• The exercise: Read the entries below and pull out each line with the string "Leden".

Data records
_____

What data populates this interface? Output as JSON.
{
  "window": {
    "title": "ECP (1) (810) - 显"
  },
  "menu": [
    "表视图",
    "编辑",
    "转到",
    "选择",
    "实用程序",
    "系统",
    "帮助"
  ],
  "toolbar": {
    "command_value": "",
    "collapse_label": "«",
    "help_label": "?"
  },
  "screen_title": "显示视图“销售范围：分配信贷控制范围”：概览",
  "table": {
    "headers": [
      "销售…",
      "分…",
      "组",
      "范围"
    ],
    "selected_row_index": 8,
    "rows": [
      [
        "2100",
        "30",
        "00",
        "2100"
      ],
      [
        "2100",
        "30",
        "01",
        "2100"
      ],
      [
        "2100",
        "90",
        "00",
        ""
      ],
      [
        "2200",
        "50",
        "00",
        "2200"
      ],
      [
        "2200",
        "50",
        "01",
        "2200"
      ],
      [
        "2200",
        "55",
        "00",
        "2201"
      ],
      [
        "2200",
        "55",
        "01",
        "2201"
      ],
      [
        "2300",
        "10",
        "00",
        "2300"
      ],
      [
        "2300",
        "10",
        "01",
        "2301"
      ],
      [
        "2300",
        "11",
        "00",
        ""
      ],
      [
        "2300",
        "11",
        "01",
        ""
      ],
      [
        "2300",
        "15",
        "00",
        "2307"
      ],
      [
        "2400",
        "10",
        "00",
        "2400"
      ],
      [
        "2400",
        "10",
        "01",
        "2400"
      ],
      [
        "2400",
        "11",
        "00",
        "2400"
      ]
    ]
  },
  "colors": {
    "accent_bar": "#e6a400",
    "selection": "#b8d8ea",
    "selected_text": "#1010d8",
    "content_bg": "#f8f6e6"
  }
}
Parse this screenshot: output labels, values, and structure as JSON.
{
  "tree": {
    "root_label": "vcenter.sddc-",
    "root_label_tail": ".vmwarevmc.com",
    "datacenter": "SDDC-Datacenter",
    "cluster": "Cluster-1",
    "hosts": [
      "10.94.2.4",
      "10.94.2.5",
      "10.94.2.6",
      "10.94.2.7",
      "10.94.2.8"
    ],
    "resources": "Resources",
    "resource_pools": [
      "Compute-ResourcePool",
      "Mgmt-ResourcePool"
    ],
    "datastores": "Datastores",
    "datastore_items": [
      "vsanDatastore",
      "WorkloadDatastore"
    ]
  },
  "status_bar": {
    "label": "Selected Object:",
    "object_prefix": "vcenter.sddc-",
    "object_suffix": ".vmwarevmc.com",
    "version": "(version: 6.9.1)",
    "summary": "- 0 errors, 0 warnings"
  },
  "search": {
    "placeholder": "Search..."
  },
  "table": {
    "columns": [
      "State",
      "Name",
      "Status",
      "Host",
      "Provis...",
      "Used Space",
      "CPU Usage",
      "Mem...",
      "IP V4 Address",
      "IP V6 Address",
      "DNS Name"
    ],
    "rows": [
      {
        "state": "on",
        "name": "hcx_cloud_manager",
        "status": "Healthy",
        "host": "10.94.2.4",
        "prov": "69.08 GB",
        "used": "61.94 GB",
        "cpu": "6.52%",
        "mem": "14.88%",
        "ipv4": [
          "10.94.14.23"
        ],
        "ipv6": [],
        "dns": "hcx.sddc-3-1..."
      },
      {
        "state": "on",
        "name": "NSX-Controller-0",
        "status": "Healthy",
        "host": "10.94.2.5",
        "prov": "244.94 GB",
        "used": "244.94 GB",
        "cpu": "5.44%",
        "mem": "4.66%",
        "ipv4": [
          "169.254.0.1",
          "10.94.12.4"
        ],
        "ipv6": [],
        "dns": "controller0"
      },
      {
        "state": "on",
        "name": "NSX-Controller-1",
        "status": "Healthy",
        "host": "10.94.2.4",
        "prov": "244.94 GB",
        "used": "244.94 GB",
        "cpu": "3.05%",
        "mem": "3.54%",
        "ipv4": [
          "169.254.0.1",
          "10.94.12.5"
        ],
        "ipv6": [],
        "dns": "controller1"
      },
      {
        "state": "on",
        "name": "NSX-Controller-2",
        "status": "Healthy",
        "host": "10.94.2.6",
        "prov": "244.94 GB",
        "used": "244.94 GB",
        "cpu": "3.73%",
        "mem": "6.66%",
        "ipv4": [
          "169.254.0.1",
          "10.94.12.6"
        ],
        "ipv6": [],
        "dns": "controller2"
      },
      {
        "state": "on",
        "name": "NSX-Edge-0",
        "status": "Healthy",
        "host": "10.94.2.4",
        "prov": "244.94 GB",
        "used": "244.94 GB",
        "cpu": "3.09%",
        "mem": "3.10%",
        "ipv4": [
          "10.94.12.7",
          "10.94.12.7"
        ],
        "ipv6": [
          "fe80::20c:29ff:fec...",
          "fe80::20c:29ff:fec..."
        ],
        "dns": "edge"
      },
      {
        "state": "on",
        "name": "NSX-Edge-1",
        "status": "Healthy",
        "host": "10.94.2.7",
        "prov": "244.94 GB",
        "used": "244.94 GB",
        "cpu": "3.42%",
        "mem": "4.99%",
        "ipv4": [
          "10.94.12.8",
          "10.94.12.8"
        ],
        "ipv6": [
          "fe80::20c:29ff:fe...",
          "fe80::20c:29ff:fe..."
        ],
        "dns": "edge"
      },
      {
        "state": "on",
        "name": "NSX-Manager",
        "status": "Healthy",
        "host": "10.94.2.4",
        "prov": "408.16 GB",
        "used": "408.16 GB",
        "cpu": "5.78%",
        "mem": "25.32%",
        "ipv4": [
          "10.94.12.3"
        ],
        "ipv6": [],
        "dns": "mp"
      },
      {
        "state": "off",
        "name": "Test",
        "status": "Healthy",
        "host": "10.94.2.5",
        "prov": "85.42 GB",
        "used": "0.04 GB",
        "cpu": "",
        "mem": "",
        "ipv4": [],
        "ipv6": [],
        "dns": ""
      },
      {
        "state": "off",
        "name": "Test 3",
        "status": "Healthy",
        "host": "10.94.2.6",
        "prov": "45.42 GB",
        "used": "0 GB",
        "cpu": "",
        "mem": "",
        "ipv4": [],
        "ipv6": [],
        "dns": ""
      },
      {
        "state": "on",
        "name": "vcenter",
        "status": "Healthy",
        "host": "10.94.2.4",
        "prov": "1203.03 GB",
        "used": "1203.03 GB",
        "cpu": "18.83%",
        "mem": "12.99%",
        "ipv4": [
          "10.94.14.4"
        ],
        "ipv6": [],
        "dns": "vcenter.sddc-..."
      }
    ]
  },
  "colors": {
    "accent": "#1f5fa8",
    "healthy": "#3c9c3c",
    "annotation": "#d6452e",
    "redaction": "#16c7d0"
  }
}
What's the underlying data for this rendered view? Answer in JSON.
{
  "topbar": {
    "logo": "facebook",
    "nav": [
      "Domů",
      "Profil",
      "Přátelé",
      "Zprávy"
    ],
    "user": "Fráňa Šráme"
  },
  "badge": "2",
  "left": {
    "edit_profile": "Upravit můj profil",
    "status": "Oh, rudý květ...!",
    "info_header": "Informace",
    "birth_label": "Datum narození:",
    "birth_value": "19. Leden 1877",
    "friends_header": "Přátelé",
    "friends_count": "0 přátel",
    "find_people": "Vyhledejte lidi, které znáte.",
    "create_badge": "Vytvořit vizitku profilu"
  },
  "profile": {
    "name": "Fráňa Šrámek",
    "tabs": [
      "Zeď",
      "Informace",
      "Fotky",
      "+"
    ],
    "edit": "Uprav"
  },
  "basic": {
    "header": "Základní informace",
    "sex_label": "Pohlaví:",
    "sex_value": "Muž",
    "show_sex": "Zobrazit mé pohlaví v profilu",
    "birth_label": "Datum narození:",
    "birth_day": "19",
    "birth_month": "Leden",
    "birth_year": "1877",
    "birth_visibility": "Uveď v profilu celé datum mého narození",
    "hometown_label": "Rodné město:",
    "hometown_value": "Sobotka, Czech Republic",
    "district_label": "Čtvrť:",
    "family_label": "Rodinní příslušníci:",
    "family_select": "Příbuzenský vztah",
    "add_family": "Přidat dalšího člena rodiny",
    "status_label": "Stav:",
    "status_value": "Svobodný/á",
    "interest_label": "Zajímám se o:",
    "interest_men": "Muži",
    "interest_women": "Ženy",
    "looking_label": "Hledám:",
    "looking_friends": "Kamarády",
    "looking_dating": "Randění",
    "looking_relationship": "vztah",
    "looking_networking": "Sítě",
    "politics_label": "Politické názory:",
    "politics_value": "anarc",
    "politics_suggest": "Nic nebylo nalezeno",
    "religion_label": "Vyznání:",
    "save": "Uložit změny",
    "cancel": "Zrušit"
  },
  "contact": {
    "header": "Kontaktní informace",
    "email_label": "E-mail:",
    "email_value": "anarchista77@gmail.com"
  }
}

_____

• Result of the task:
    "birth_value": "19. Leden 1877",
    "birth_month": "Leden",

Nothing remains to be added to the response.